■ Task brief ■
Gather every line that includes the word "Father", please.

■ Input for this task ■
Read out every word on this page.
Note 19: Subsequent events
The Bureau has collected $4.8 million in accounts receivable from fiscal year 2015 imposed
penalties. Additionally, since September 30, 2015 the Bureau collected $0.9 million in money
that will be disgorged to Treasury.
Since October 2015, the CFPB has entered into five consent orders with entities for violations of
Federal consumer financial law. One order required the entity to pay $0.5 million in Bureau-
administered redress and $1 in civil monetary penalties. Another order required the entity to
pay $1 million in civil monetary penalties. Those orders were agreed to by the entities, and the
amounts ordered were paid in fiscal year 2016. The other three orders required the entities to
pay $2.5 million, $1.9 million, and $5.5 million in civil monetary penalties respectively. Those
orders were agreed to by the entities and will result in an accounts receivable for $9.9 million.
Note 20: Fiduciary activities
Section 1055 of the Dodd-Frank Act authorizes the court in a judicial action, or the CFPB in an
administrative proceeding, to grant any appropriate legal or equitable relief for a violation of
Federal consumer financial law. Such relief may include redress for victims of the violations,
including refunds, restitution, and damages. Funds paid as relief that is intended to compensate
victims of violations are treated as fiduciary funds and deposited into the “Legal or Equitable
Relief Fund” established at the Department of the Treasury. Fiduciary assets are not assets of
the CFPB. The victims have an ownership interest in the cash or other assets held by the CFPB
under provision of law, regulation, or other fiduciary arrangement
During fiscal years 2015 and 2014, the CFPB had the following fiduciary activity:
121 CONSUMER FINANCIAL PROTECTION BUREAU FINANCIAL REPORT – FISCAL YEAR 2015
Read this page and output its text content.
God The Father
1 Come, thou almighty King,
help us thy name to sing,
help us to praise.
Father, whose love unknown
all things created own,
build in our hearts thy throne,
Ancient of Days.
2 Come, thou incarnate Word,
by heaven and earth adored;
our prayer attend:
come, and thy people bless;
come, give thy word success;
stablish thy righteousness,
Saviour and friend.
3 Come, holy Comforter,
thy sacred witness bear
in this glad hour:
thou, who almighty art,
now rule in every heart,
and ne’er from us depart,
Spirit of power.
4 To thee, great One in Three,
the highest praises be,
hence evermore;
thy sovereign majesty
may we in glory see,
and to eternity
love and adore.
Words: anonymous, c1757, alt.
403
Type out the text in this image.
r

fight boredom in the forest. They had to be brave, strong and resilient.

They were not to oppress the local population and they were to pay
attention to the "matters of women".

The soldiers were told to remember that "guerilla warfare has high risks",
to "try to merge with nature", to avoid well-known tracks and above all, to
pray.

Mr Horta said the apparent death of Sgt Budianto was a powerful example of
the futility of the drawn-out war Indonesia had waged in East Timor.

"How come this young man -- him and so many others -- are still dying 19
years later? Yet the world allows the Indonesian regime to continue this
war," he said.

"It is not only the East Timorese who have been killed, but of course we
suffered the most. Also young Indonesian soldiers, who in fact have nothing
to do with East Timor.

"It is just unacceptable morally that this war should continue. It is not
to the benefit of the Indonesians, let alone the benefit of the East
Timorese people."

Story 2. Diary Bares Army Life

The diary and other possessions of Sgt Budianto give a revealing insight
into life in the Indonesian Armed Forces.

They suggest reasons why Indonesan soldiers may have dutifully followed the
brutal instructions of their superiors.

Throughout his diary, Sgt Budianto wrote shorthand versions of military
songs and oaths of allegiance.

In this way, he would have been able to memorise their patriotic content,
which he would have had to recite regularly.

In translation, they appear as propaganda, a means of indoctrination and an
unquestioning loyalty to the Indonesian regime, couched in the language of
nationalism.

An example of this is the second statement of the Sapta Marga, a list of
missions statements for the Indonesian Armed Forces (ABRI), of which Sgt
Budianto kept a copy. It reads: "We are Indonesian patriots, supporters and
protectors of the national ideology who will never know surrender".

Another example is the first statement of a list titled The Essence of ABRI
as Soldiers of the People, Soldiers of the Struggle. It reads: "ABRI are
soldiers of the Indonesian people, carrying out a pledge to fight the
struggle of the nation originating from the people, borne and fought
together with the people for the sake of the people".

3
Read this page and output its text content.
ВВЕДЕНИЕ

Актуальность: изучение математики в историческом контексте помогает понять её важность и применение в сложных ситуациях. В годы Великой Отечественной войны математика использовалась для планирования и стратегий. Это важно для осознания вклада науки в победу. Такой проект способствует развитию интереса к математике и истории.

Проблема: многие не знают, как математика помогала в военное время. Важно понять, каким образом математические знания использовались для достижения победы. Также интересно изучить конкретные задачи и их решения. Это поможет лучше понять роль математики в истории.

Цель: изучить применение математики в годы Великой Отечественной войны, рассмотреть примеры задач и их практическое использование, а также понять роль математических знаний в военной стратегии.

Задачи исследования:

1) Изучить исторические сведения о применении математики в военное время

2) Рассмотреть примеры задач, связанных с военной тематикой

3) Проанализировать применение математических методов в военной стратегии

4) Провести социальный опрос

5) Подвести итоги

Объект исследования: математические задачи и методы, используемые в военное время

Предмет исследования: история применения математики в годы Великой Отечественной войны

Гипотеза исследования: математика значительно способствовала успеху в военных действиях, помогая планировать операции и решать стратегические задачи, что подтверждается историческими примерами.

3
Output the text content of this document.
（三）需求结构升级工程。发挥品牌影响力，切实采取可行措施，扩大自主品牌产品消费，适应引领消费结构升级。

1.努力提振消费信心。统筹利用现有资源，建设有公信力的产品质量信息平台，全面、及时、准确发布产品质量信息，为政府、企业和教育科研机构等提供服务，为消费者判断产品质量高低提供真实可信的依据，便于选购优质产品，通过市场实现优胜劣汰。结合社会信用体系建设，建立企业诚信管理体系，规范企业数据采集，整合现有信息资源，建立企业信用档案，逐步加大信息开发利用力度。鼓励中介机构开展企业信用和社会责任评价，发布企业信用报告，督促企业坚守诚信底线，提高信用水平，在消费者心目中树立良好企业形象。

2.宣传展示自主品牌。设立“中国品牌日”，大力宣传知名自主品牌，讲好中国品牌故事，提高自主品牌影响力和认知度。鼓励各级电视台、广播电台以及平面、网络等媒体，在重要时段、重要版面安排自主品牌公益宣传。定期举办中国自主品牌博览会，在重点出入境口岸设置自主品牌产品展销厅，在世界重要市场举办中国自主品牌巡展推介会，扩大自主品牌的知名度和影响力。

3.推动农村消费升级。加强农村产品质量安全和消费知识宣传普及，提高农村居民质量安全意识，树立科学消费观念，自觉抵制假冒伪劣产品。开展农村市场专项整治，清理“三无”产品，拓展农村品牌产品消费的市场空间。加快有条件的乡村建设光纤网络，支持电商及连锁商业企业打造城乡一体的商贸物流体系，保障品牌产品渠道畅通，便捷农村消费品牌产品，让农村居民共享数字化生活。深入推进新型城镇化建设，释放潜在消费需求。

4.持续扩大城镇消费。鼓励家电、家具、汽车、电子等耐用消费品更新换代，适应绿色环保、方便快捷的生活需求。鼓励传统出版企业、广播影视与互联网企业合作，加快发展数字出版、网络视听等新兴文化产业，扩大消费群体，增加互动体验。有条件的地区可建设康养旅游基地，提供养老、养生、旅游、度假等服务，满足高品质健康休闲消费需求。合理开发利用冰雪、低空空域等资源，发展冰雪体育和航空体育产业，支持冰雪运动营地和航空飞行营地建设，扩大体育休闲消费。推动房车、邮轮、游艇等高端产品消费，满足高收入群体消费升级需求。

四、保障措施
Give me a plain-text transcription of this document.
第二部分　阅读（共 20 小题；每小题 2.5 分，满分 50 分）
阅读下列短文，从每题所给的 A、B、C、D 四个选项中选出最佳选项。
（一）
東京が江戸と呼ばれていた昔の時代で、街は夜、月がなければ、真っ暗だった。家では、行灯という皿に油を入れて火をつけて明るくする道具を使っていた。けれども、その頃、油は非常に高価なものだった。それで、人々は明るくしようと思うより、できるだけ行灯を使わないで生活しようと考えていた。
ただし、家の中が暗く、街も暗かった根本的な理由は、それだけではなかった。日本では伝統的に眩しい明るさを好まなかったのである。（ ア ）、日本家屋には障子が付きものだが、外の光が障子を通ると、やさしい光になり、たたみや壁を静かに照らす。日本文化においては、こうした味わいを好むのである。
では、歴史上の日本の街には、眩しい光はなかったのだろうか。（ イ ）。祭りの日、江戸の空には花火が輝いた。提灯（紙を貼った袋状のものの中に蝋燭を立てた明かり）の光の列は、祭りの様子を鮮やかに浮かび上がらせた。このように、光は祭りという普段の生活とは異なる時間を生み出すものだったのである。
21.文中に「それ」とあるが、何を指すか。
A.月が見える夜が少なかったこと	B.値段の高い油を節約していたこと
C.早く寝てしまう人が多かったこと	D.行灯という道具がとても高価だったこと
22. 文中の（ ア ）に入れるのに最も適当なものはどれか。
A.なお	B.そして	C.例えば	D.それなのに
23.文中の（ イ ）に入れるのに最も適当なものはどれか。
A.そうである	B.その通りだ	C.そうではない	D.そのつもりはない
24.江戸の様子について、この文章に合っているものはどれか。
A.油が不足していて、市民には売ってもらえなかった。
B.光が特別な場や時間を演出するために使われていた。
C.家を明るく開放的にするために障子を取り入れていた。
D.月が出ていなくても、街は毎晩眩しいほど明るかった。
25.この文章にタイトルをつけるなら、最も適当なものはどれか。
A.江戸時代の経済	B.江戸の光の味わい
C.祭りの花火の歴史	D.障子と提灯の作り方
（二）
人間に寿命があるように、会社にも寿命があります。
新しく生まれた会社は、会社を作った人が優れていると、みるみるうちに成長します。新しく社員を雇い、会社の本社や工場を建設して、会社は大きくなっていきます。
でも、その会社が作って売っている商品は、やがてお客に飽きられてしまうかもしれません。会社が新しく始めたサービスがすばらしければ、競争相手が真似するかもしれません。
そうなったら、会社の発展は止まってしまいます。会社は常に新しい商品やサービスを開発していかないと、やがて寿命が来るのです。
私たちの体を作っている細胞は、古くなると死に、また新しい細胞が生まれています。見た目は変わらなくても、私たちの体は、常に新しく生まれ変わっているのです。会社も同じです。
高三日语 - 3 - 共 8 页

■ Exercise output ■
God The Father
Father, whose love unknown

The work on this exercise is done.